Work to be completed
Copy out all the lines in the records that include the word "false".

Stored rows
▬▬▬

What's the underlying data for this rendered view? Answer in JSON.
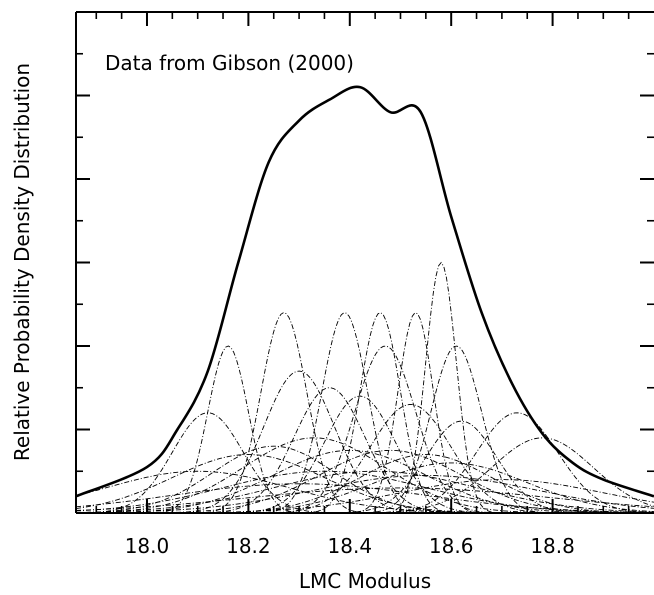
{
  "chart_data": {
    "type": "line",
    "title": "",
    "annotation": "Data from Gibson (2000)",
    "xlabel": "LMC Modulus",
    "ylabel": "Relative Probability Density Distribution",
    "xlim": [
      17.86,
      19.0
    ],
    "ylim": [
      0,
      1.2
    ],
    "x_ticks": [
      18.0,
      18.2,
      18.4,
      18.6,
      18.8
    ],
    "x_tick_labels": [
      "18.0",
      "18.2",
      "18.4",
      "18.6",
      "18.8"
    ],
    "y_ticks": [
      0.2,
      0.4,
      0.6,
      0.8,
      1.0
    ],
    "y_tick_labels_shown": false,
    "grid": false,
    "legend": "none",
    "total_series": {
      "name": "",
      "x": [
        17.86,
        18.0,
        18.06,
        18.12,
        18.18,
        18.24,
        18.3,
        18.36,
        18.42,
        18.48,
        18.54,
        18.6,
        18.66,
        18.72,
        18.78,
        18.84,
        18.9,
        19.0
      ],
      "y": [
        0.04,
        0.11,
        0.2,
        0.34,
        0.6,
        0.84,
        0.94,
        0.99,
        1.02,
        0.96,
        0.96,
        0.71,
        0.48,
        0.31,
        0.19,
        0.12,
        0.08,
        0.04
      ]
    },
    "component_gaussians": [
      {
        "mu": 18.16,
        "sigma": 0.04,
        "amp": 0.4
      },
      {
        "mu": 18.27,
        "sigma": 0.045,
        "amp": 0.48
      },
      {
        "mu": 18.39,
        "sigma": 0.045,
        "amp": 0.48
      },
      {
        "mu": 18.46,
        "sigma": 0.04,
        "amp": 0.48
      },
      {
        "mu": 18.53,
        "sigma": 0.035,
        "amp": 0.48
      },
      {
        "mu": 18.58,
        "sigma": 0.03,
        "amp": 0.6
      },
      {
        "mu": 18.47,
        "sigma": 0.06,
        "amp": 0.4
      },
      {
        "mu": 18.61,
        "sigma": 0.05,
        "amp": 0.4
      },
      {
        "mu": 18.12,
        "sigma": 0.07,
        "amp": 0.24
      },
      {
        "mu": 18.3,
        "sigma": 0.07,
        "amp": 0.34
      },
      {
        "mu": 18.36,
        "sigma": 0.07,
        "amp": 0.3
      },
      {
        "mu": 18.42,
        "sigma": 0.07,
        "amp": 0.28
      },
      {
        "mu": 18.52,
        "sigma": 0.08,
        "amp": 0.26
      },
      {
        "mu": 18.62,
        "sigma": 0.07,
        "amp": 0.22
      },
      {
        "mu": 18.73,
        "sigma": 0.08,
        "amp": 0.24
      },
      {
        "mu": 18.78,
        "sigma": 0.1,
        "amp": 0.18
      },
      {
        "mu": 18.25,
        "sigma": 0.12,
        "amp": 0.16
      },
      {
        "mu": 18.33,
        "sigma": 0.14,
        "amp": 0.18
      },
      {
        "mu": 18.4,
        "sigma": 0.15,
        "amp": 0.15
      },
      {
        "mu": 18.48,
        "sigma": 0.14,
        "amp": 0.15
      },
      {
        "mu": 18.55,
        "sigma": 0.13,
        "amp": 0.14
      },
      {
        "mu": 18.6,
        "sigma": 0.15,
        "amp": 0.12
      },
      {
        "mu": 18.2,
        "sigma": 0.15,
        "amp": 0.14
      },
      {
        "mu": 18.1,
        "sigma": 0.18,
        "amp": 0.1
      },
      {
        "mu": 18.35,
        "sigma": 0.2,
        "amp": 0.1
      },
      {
        "mu": 18.45,
        "sigma": 0.2,
        "amp": 0.1
      },
      {
        "mu": 18.55,
        "sigma": 0.22,
        "amp": 0.09
      },
      {
        "mu": 18.7,
        "sigma": 0.2,
        "amp": 0.08
      },
      {
        "mu": 18.3,
        "sigma": 0.25,
        "amp": 0.07
      },
      {
        "mu": 18.5,
        "sigma": 0.3,
        "amp": 0.06
      }
    ]
  }
}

▬▬▬

Correct answer
    "y_tick_labels_shown": false,
    "grid": false,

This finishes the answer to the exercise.